▶ _Challenge_
All of the material below is to be returned exactly.

Stored records

──────────

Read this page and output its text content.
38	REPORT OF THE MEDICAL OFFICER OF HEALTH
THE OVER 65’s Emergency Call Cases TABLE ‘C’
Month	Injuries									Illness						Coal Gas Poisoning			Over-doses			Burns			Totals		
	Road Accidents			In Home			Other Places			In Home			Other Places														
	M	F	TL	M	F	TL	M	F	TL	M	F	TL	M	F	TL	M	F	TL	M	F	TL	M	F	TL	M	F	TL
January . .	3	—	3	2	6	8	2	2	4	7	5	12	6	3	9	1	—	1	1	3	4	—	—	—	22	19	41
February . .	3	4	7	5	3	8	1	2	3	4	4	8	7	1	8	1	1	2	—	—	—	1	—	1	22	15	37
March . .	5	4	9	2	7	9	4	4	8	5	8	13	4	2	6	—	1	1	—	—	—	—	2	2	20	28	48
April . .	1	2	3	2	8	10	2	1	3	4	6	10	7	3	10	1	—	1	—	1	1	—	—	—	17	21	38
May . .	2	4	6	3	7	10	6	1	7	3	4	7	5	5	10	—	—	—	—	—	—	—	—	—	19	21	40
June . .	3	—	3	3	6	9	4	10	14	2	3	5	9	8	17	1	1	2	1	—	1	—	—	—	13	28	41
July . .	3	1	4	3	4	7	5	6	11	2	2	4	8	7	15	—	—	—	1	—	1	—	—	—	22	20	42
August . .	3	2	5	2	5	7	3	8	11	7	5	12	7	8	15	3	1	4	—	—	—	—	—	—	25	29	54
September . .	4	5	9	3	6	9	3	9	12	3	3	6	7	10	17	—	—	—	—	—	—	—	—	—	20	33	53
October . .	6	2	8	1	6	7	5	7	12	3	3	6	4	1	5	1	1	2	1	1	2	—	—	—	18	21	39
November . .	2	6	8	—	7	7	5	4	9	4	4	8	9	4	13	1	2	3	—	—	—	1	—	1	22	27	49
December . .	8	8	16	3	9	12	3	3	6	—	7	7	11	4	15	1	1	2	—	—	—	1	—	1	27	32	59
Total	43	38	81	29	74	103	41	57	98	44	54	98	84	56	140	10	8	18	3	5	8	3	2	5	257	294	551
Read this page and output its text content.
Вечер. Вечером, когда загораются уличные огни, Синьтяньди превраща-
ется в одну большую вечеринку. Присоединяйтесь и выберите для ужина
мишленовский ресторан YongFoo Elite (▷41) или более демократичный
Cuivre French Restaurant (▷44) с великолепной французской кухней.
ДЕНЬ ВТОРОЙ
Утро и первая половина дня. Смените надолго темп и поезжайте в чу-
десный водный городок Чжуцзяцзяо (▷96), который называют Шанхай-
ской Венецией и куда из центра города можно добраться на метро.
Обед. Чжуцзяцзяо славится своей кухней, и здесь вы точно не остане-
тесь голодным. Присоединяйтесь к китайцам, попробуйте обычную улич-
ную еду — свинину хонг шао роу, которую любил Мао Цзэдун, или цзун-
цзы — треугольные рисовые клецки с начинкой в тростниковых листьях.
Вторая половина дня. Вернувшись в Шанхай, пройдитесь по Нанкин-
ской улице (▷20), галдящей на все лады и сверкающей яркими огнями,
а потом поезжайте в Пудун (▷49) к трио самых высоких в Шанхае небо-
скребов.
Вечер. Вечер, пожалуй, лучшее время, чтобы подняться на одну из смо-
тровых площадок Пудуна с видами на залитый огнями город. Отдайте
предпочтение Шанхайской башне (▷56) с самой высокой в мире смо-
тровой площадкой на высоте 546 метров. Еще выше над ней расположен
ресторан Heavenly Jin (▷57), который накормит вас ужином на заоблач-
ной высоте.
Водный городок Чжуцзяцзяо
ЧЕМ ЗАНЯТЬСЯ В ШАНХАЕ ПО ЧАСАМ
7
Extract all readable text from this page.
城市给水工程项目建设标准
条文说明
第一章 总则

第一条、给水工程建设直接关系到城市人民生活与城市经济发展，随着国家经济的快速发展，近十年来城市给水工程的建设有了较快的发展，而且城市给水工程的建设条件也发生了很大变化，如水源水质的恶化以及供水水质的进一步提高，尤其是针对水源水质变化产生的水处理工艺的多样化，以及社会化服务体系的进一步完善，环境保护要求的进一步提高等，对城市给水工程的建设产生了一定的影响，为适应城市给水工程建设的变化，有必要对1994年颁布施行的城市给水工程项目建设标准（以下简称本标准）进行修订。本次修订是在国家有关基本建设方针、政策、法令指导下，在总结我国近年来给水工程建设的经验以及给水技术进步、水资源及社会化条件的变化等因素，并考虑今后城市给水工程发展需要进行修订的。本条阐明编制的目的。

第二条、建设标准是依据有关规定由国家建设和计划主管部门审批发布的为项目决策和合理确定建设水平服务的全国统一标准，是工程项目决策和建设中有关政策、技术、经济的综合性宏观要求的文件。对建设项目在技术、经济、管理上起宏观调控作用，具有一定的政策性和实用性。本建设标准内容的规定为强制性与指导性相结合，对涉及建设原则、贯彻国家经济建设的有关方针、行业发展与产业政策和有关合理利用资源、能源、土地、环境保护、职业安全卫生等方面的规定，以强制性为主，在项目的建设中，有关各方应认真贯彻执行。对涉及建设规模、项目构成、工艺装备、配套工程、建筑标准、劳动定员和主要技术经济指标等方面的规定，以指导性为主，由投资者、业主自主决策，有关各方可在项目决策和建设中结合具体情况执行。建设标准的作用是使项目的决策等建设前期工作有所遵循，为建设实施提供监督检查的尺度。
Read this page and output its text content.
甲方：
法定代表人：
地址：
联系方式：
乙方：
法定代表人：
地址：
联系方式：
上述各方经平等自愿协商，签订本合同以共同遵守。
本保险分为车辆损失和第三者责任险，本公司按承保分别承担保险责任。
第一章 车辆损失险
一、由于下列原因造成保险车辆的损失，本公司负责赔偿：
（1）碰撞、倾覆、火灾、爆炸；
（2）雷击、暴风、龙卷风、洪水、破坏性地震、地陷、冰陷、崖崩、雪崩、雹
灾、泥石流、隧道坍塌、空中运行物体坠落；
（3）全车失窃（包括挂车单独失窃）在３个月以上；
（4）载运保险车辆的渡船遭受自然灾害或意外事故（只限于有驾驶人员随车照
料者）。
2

──────────

▶ _Task solution_
Read this page and output its text content.
38	REPORT OF THE MEDICAL OFFICER OF HEALTH
THE OVER 65’s Emergency Call Cases TABLE ‘C’
Month	Injuries									Illness						Coal Gas Poisoning			Over-doses			Burns			Totals		
	Road Accidents			In Home			Other Places			In Home			Other Places														
	M	F	TL	M	F	TL	M	F	TL	M	F	TL	M	F	TL	M	F	TL	M	F	TL	M	F	TL	M	F	TL
January . .	3	—	3	2	6	8	2	2	4	7	5	12	6	3	9	1	—	1	1	3	4	—	—	—	22	19	41
February . .	3	4	7	5	3	8	1	2	3	4	4	8	7	1	8	1	1	2	—	—	—	1	—	1	22	15	37
March . .	5	4	9	2	7	9	4	4	8	5	8	13	4	2	6	—	1	1	—	—	—	—	2	2	20	28	48
April . .	1	2	3	2	8	10	2	1	3	4	6	10	7	3	10	1	—	1	—	1	1	—	—	—	17	21	38
May . .	2	4	6	3	7	10	6	1	7	3	4	7	5	5	10	—	—	—	—	—	—	—	—	—	19	21	40
June . .	3	—	3	3	6	9	4	10	14	2	3	5	9	8	17	1	1	2	1	—	1	—	—	—	13	28	41
July . .	3	1	4	3	4	7	5	6	11	2	2	4	8	7	15	—	—	—	1	—	1	—	—	—	22	20	42
August . .	3	2	5	2	5	7	3	8	11	7	5	12	7	8	15	3	1	4	—	—	—	—	—	—	25	29	54
September . .	4	5	9	3	6	9	3	9	12	3	3	6	7	10	17	—	—	—	—	—	—	—	—	—	20	33	53
October . .	6	2	8	1	6	7	5	7	12	3	3	6	4	1	5	1	1	2	1	1	2	—	—	—	18	21	39
November . .	2	6	8	—	7	7	5	4	9	4	4	8	9	4	13	1	2	3	—	—	—	1	—	1	22	27	49
December . .	8	8	16	3	9	12	3	3	6	—	7	7	11	4	15	1	1	2	—	—	—	1	—	1	27	32	59
Total	43	38	81	29	74	103	41	57	98	44	54	98	84	56	140	10	8	18	3	5	8	3	2	5	257	294	551
Read this page and output its text content.
Вечер. Вечером, когда загораются уличные огни, Синьтяньди превраща-
ется в одну большую вечеринку. Присоединяйтесь и выберите для ужина
мишленовский ресторан YongFoo Elite (▷41) или более демократичный
Cuivre French Restaurant (▷44) с великолепной французской кухней.
ДЕНЬ ВТОРОЙ
Утро и первая половина дня. Смените надолго темп и поезжайте в чу-
десный водный городок Чжуцзяцзяо (▷96), который называют Шанхай-
ской Венецией и куда из центра города можно добраться на метро.
Обед. Чжуцзяцзяо славится своей кухней, и здесь вы точно не остане-
тесь голодным. Присоединяйтесь к китайцам, попробуйте обычную улич-
ную еду — свинину хонг шао роу, которую любил Мао Цзэдун, или цзун-
цзы — треугольные рисовые клецки с начинкой в тростниковых листьях.
Вторая половина дня. Вернувшись в Шанхай, пройдитесь по Нанкин-
ской улице (▷20), галдящей на все лады и сверкающей яркими огнями,
а потом поезжайте в Пудун (▷49) к трио самых высоких в Шанхае небо-
скребов.
Вечер. Вечер, пожалуй, лучшее время, чтобы подняться на одну из смо-
тровых площадок Пудуна с видами на залитый огнями город. Отдайте
предпочтение Шанхайской башне (▷56) с самой высокой в мире смо-
тровой площадкой на высоте 546 метров. Еще выше над ней расположен
ресторан Heavenly Jin (▷57), который накормит вас ужином на заоблач-
ной высоте.
Водный городок Чжуцзяцзяо
ЧЕМ ЗАНЯТЬСЯ В ШАНХАЕ ПО ЧАСАМ
7
Extract all readable text from this page.
城市给水工程项目建设标准
条文说明
第一章 总则

第一条、给水工程建设直接关系到城市人民生活与城市经济发展，随着国家经济的快速发展，近十年来城市给水工程的建设有了较快的发展，而且城市给水工程的建设条件也发生了很大变化，如水源水质的恶化以及供水水质的进一步提高，尤其是针对水源水质变化产生的水处理工艺的多样化，以及社会化服务体系的进一步完善，环境保护要求的进一步提高等，对城市给水工程的建设产生了一定的影响，为适应城市给水工程建设的变化，有必要对1994年颁布施行的城市给水工程项目建设标准（以下简称本标准）进行修订。本次修订是在国家有关基本建设方针、政策、法令指导下，在总结我国近年来给水工程建设的经验以及给水技术进步、水资源及社会化条件的变化等因素，并考虑今后城市给水工程发展需要进行修订的。本条阐明编制的目的。

第二条、建设标准是依据有关规定由国家建设和计划主管部门审批发布的为项目决策和合理确定建设水平服务的全国统一标准，是工程项目决策和建设中有关政策、技术、经济的综合性宏观要求的文件。对建设项目在技术、经济、管理上起宏观调控作用，具有一定的政策性和实用性。本建设标准内容的规定为强制性与指导性相结合，对涉及建设原则、贯彻国家经济建设的有关方针、行业发展与产业政策和有关合理利用资源、能源、土地、环境保护、职业安全卫生等方面的规定，以强制性为主，在项目的建设中，有关各方应认真贯彻执行。对涉及建设规模、项目构成、工艺装备、配套工程、建筑标准、劳动定员和主要技术经济指标等方面的规定，以指导性为主，由投资者、业主自主决策，有关各方可在项目决策和建设中结合具体情况执行。建设标准的作用是使项目的决策等建设前期工作有所遵循，为建设实施提供监督检查的尺度。
Read this page and output its text content.
甲方：
法定代表人：
地址：
联系方式：
乙方：
法定代表人：
地址：
联系方式：
上述各方经平等自愿协商，签订本合同以共同遵守。
本保险分为车辆损失和第三者责任险，本公司按承保分别承担保险责任。
第一章 车辆损失险
一、由于下列原因造成保险车辆的损失，本公司负责赔偿：
（1）碰撞、倾覆、火灾、爆炸；
（2）雷击、暴风、龙卷风、洪水、破坏性地震、地陷、冰陷、崖崩、雪崩、雹
灾、泥石流、隧道坍塌、空中运行物体坠落；
（3）全车失窃（包括挂车单独失窃）在３个月以上；
（4）载运保险车辆的渡船遭受自然灾害或意外事故（只限于有驾驶人员随车照
料者）。
2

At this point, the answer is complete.